begin Source material

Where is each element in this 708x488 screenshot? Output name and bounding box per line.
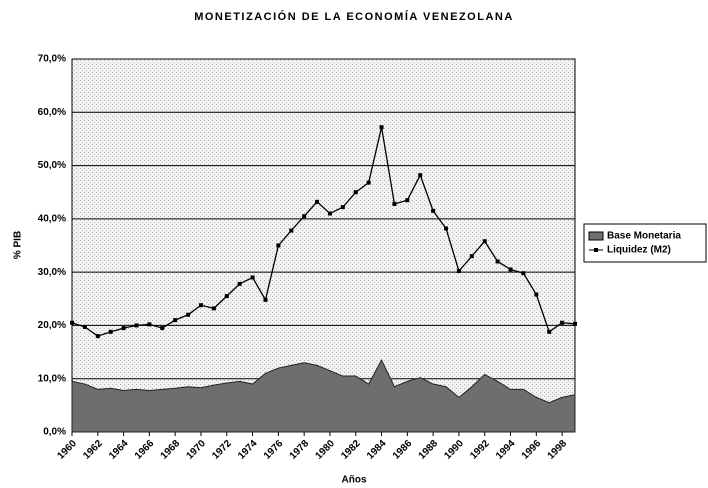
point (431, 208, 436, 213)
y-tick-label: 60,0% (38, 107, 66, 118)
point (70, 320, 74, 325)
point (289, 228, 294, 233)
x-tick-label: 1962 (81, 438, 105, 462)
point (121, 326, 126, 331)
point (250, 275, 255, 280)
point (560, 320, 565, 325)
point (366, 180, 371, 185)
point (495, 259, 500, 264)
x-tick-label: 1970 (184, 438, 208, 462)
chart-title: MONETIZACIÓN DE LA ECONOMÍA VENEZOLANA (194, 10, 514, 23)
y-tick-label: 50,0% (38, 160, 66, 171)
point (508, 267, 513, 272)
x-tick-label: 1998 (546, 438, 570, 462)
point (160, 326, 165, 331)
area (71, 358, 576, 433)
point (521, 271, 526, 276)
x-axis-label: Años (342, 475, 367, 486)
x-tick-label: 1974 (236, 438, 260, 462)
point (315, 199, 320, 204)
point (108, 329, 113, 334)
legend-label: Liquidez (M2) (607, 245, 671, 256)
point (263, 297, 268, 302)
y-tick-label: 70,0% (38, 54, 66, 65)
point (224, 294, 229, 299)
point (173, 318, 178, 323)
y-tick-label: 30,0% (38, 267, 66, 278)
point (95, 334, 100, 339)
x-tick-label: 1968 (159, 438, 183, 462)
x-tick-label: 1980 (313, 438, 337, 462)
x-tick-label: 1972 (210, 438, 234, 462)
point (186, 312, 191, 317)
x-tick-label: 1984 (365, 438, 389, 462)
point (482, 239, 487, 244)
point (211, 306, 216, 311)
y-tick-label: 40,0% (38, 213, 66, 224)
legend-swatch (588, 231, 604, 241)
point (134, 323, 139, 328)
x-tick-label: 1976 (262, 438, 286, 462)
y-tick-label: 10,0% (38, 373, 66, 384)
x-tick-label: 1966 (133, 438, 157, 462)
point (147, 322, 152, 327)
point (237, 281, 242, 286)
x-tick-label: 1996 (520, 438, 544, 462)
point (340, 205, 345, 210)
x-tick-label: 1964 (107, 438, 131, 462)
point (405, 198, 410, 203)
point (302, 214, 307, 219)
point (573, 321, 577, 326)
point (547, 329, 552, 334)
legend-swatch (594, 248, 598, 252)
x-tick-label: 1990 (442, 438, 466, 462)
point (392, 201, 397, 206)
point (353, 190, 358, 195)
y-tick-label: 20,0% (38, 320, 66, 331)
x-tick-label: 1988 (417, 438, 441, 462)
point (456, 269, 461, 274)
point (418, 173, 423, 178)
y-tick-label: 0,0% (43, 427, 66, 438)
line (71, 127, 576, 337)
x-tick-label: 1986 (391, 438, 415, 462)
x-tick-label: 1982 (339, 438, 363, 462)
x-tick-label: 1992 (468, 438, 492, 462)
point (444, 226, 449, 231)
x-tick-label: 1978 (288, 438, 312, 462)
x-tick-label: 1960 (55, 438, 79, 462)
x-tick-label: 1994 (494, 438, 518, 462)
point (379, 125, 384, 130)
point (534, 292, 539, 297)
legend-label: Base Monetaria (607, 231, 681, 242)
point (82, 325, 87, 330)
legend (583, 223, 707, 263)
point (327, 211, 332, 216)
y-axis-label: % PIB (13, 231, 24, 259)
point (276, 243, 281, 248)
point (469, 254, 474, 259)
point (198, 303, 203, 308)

end Source material
begin Source material

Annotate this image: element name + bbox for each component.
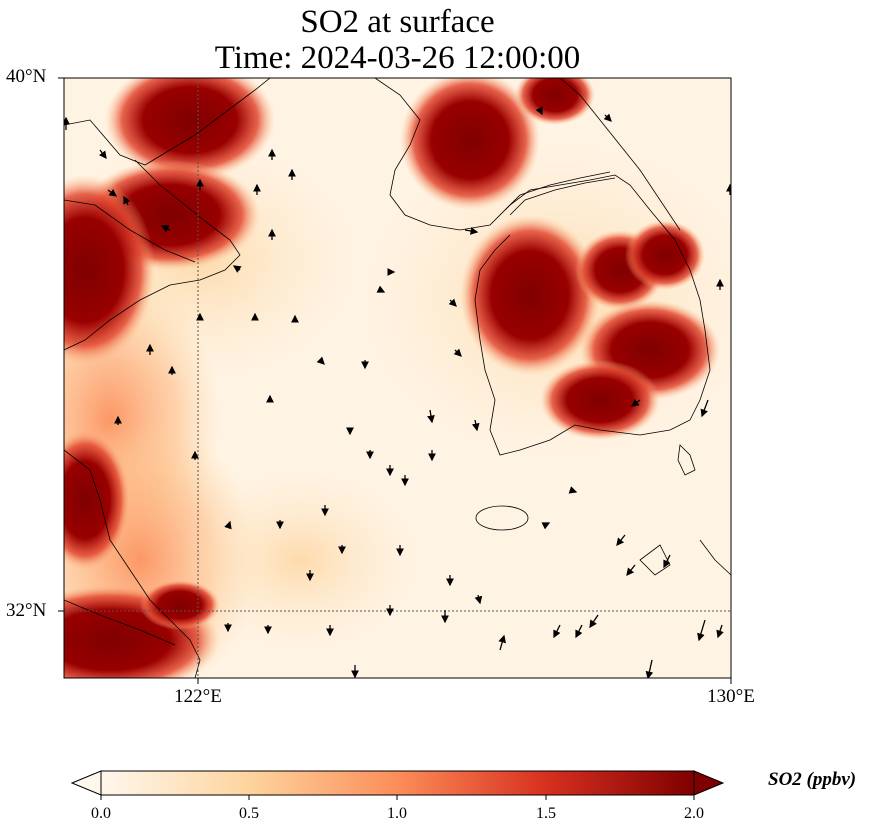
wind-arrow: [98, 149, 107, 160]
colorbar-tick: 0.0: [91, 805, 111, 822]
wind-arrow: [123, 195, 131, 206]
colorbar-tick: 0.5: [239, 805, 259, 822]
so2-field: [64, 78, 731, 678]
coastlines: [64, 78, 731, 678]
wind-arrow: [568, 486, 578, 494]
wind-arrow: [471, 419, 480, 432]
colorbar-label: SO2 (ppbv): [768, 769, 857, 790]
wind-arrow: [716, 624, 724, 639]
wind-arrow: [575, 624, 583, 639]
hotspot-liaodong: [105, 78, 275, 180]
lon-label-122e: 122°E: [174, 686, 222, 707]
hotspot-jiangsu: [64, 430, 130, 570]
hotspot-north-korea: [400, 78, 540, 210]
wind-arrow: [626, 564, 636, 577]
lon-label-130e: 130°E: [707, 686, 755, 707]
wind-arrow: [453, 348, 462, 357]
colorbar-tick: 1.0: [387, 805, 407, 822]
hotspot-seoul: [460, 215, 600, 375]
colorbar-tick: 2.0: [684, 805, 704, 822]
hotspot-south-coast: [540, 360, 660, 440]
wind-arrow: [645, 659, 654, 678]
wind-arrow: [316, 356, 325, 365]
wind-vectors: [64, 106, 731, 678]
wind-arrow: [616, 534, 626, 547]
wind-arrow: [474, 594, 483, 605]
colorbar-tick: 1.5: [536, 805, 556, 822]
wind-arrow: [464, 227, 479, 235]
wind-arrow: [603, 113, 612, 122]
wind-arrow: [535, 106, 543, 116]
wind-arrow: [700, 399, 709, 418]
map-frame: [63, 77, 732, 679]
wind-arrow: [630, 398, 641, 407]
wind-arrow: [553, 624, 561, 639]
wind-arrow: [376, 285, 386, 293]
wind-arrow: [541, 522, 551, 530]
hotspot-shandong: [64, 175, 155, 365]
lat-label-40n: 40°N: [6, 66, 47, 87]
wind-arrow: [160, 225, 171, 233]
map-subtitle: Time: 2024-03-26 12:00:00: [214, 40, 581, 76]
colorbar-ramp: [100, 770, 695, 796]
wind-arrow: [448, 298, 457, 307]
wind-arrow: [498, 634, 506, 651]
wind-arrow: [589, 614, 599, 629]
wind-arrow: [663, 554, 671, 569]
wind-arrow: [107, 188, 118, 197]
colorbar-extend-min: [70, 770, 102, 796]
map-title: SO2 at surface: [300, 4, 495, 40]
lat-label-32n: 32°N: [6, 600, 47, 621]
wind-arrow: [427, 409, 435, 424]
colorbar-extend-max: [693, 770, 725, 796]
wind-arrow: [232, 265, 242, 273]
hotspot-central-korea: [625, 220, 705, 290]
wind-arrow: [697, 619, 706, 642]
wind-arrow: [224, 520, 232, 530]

end Source material

Can you swap "point" for "marker" in the listing lines starting at the one containing "point (431, 208, 436, 213)" and ending at the one containing "point (495, 259, 500, 264)", leaving everything else unchanged and returning only those lines?

**Final result:**
marker (431, 208, 436, 213)
y-tick-label: 60,0% (38, 107, 66, 118)
marker (70, 320, 74, 325)
marker (289, 228, 294, 233)
x-tick-label: 1962 (81, 438, 105, 462)
marker (121, 326, 126, 331)
marker (250, 275, 255, 280)
marker (560, 320, 565, 325)
marker (366, 180, 371, 185)
marker (495, 259, 500, 264)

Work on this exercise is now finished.